### Your goal
Pull out from the material below all lines with "MetaOptic".

++++ Data supplied ++++

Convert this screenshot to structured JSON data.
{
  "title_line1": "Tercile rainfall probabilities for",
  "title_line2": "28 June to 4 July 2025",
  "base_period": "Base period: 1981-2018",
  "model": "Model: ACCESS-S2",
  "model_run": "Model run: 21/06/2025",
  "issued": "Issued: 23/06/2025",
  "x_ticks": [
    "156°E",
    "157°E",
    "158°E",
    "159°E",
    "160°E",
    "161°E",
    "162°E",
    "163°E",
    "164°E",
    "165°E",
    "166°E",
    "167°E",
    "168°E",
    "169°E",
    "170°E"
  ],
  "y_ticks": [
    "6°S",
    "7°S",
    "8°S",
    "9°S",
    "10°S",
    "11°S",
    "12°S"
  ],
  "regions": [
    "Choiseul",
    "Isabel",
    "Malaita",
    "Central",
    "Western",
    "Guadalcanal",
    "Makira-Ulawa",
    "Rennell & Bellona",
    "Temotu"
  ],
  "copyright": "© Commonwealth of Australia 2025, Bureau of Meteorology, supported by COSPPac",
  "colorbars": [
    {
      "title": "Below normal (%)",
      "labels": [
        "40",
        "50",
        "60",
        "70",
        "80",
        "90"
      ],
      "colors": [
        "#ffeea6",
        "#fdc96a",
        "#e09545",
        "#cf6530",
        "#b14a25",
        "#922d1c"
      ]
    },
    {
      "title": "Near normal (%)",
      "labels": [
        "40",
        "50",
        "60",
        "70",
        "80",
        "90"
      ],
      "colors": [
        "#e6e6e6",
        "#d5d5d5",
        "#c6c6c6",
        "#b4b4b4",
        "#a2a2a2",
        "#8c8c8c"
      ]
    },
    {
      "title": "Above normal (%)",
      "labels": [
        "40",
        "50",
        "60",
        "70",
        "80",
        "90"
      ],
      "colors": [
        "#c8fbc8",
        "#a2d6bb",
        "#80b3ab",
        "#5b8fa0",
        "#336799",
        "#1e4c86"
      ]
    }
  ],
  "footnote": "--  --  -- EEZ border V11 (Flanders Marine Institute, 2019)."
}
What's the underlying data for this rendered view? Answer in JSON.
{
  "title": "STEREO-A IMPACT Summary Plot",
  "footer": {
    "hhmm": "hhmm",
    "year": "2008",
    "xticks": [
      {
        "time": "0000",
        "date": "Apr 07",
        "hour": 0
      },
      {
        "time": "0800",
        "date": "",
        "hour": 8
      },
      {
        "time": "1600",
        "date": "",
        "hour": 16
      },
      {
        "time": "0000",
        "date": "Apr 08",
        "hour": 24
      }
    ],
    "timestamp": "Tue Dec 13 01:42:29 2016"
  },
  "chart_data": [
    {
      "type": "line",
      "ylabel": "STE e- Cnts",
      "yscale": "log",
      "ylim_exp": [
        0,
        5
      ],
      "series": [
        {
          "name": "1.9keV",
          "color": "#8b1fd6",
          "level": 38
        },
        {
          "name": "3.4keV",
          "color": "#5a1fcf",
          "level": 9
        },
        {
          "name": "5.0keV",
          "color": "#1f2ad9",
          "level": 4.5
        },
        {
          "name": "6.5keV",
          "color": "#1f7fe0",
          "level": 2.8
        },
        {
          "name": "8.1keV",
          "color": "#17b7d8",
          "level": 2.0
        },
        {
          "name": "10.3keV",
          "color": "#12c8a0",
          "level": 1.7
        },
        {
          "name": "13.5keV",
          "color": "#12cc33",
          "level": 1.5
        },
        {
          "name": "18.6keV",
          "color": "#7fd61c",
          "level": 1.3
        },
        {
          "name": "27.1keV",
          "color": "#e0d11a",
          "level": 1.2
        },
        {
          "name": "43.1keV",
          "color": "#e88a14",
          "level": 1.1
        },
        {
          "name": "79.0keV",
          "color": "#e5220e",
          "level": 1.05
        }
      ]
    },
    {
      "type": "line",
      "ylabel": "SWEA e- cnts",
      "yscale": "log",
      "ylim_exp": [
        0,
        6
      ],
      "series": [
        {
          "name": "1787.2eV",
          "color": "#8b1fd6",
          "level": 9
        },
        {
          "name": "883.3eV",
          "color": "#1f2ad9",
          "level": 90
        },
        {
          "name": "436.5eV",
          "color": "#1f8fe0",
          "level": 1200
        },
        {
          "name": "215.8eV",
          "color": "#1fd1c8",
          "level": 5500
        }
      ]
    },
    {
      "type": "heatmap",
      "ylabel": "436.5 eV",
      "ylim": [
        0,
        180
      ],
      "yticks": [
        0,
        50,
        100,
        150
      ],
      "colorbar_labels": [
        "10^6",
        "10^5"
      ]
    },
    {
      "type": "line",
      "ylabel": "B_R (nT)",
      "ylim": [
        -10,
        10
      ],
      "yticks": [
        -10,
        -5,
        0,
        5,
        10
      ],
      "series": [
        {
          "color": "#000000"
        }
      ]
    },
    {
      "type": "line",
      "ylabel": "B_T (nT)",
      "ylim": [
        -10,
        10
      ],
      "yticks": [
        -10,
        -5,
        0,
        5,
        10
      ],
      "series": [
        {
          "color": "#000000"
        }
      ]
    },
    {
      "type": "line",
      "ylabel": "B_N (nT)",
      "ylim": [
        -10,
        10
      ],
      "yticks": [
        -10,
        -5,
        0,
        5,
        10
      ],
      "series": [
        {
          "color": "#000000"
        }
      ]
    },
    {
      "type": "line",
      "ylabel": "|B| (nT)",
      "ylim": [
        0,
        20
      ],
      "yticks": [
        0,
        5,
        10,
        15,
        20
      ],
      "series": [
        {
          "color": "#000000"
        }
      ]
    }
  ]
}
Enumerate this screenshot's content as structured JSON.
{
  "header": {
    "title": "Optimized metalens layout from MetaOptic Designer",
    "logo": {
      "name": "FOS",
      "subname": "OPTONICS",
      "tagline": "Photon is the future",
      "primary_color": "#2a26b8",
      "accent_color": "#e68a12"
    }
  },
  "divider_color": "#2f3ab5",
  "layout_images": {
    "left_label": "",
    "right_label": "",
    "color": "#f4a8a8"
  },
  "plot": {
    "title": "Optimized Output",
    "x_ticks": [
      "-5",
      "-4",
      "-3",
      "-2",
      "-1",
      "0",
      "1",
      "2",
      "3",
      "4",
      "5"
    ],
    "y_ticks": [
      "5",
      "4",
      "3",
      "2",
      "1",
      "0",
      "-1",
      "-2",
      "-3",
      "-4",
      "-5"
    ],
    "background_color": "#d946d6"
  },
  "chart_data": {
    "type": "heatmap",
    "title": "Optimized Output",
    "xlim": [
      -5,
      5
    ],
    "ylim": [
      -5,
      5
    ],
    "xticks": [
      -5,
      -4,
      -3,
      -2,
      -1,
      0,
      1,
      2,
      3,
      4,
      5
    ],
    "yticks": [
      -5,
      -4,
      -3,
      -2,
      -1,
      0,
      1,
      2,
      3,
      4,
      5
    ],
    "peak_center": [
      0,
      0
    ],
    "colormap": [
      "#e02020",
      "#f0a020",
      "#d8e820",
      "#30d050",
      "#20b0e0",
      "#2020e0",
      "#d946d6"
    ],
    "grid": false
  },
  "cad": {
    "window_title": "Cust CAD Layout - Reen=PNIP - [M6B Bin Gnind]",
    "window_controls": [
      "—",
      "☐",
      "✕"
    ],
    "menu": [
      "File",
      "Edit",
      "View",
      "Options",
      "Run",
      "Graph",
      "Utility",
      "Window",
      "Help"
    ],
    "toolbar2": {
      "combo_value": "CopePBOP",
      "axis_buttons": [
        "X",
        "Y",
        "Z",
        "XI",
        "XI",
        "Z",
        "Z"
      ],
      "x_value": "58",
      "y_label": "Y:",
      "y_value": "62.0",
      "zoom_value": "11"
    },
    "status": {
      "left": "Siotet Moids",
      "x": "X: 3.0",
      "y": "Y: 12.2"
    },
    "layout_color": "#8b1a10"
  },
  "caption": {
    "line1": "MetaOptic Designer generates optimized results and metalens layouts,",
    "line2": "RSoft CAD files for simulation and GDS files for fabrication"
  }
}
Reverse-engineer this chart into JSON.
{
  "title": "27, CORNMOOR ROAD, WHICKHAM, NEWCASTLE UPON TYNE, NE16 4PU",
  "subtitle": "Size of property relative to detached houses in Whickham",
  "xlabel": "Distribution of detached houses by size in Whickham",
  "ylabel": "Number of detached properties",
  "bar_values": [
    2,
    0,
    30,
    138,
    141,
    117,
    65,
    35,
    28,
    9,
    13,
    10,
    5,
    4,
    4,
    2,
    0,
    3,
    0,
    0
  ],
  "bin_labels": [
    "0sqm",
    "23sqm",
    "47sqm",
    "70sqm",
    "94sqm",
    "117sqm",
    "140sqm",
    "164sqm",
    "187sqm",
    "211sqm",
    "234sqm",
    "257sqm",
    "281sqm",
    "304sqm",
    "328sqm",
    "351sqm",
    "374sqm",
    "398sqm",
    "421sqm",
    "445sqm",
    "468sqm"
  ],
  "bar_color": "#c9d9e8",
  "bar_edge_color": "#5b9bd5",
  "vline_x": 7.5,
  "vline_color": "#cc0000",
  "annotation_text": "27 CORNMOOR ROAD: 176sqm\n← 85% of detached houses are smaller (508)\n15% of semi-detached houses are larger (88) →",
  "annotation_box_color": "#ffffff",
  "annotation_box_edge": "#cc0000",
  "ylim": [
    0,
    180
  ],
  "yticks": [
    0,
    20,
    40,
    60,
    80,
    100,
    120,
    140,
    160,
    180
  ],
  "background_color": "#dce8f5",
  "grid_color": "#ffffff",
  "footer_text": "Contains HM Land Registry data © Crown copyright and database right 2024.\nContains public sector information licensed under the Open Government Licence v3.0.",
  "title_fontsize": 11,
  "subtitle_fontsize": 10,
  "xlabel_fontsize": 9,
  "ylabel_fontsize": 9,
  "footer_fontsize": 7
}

++++

### Response
    "title": "Optimized metalens layout from MetaOptic Designer",
    "line1": "MetaOptic Designer generates optimized results and metalens layouts,",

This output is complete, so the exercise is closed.